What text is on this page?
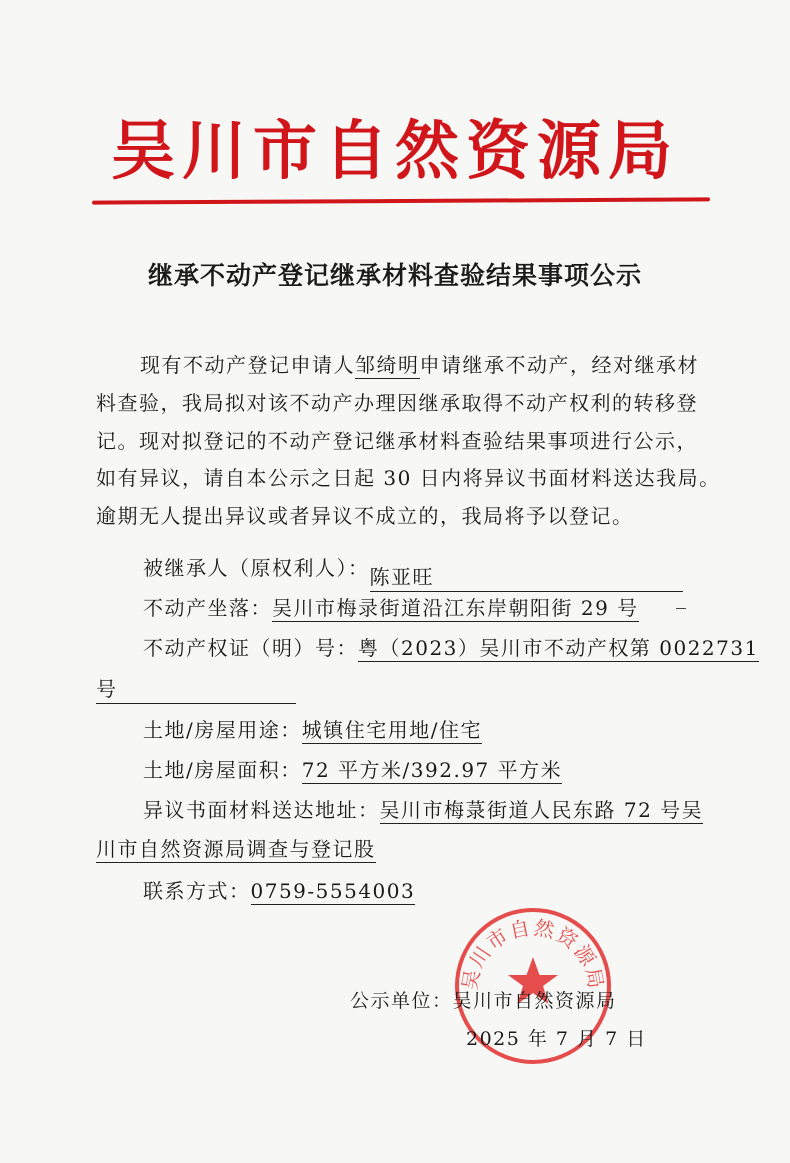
吴川市自然资源局
继承不动产登记继承材料查验结果事项公示
现有不动产登记申请人邹绮明申请继承不动产，经对继承材
料查验，我局拟对该不动产办理因继承取得不动产权利的转移登
记。现对拟登记的不动产登记继承材料查验结果事项进行公示，
如有异议，请自本公示之日起 30 日内将异议书面材料送达我局。
逾期无人提出异议或者异议不成立的，我局将予以登记。
被继承人（原权利人）：陈亚旺
不动产坐落：吴川市梅录街道沿江东岸朝阳街 29 号
不动产权证（明）号：粤（2023）吴川市不动产权第 0022731
号
土地/房屋用途：城镇住宅用地/住宅
土地/房屋面积：72 平方米/392.97 平方米
异议书面材料送达地址：吴川市梅菉街道人民东路 72 号吴
川市自然资源局调查与登记股
联系方式：0759-5554003
吴川市自然资源局
公示单位：吴川市自然资源局
2025 年 7 月 7 日
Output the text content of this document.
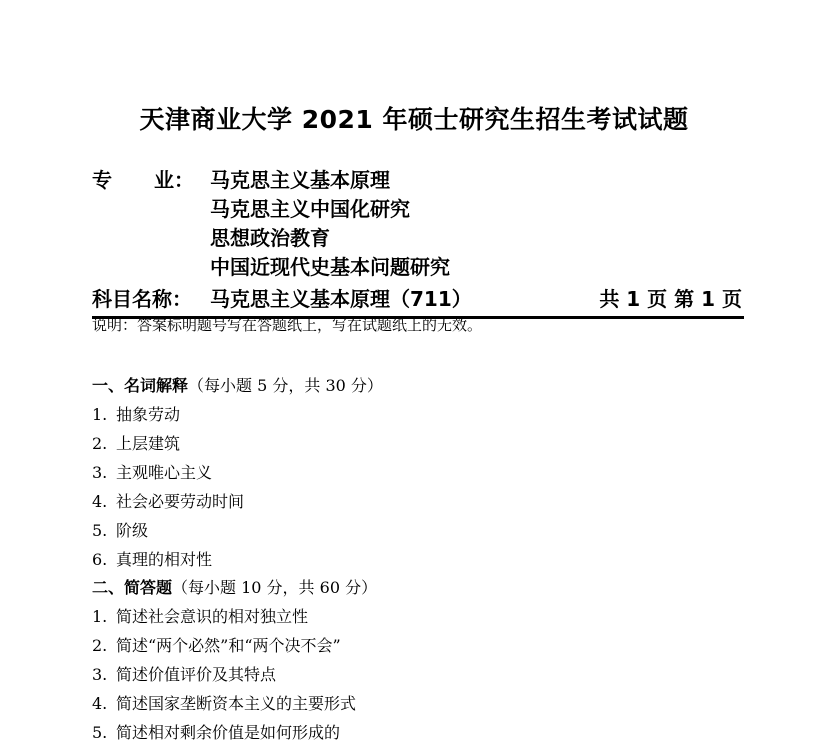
天津商业大学 2021 年硕士研究生招生考试试题
专 业： 马克思主义基本原理
马克思主义中国化研究
思想政治教育
中国近现代史基本问题研究
科目名称： 马克思主义基本原理（711）	共 1 页 第 1 页
说明：答案标明题号写在答题纸上，写在试题纸上的无效。
一、名词解释（每小题 5 分，共 30 分）
1. 抽象劳动
2. 上层建筑
3. 主观唯心主义
4. 社会必要劳动时间
5. 阶级
6. 真理的相对性
二、简答题（每小题 10 分，共 60 分）
1. 简述社会意识的相对独立性
2. 简述“两个必然”和“两个决不会”
3. 简述价值评价及其特点
4. 简述国家垄断资本主义的主要形式
5. 简述相对剩余价值是如何形成的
::::::::::
Leave out the pictures and reproduce the rest of the listing exactly.

The output:
What text is on this page?
吴川市自然资源局
继承不动产登记继承材料查验结果事项公示
现有不动产登记申请人邹绮明申请继承不动产，经对继承材
料查验，我局拟对该不动产办理因继承取得不动产权利的转移登
记。现对拟登记的不动产登记继承材料查验结果事项进行公示，
如有异议，请自本公示之日起 30 日内将异议书面材料送达我局。
逾期无人提出异议或者异议不成立的，我局将予以登记。
被继承人（原权利人）：陈亚旺
不动产坐落：吴川市梅录街道沿江东岸朝阳街 29 号
不动产权证（明）号：粤（2023）吴川市不动产权第 0022731
号
土地/房屋用途：城镇住宅用地/住宅
土地/房屋面积：72 平方米/392.97 平方米
异议书面材料送达地址：吴川市梅菉街道人民东路 72 号吴
川市自然资源局调查与登记股
联系方式：0759-5554003
吴川市自然资源局
公示单位：吴川市自然资源局
2025 年 7 月 7 日
Output the text content of this document.
天津商业大学 2021 年硕士研究生招生考试试题
专 业： 马克思主义基本原理
马克思主义中国化研究
思想政治教育
中国近现代史基本问题研究
科目名称： 马克思主义基本原理（711）	共 1 页 第 1 页
说明：答案标明题号写在答题纸上，写在试题纸上的无效。
一、名词解释（每小题 5 分，共 30 分）
1. 抽象劳动
2. 上层建筑
3. 主观唯心主义
4. 社会必要劳动时间
5. 阶级
6. 真理的相对性
二、简答题（每小题 10 分，共 60 分）
1. 简述社会意识的相对独立性
2. 简述“两个必然”和“两个决不会”
3. 简述价值评价及其特点
4. 简述国家垄断资本主义的主要形式
5. 简述相对剩余价值是如何形成的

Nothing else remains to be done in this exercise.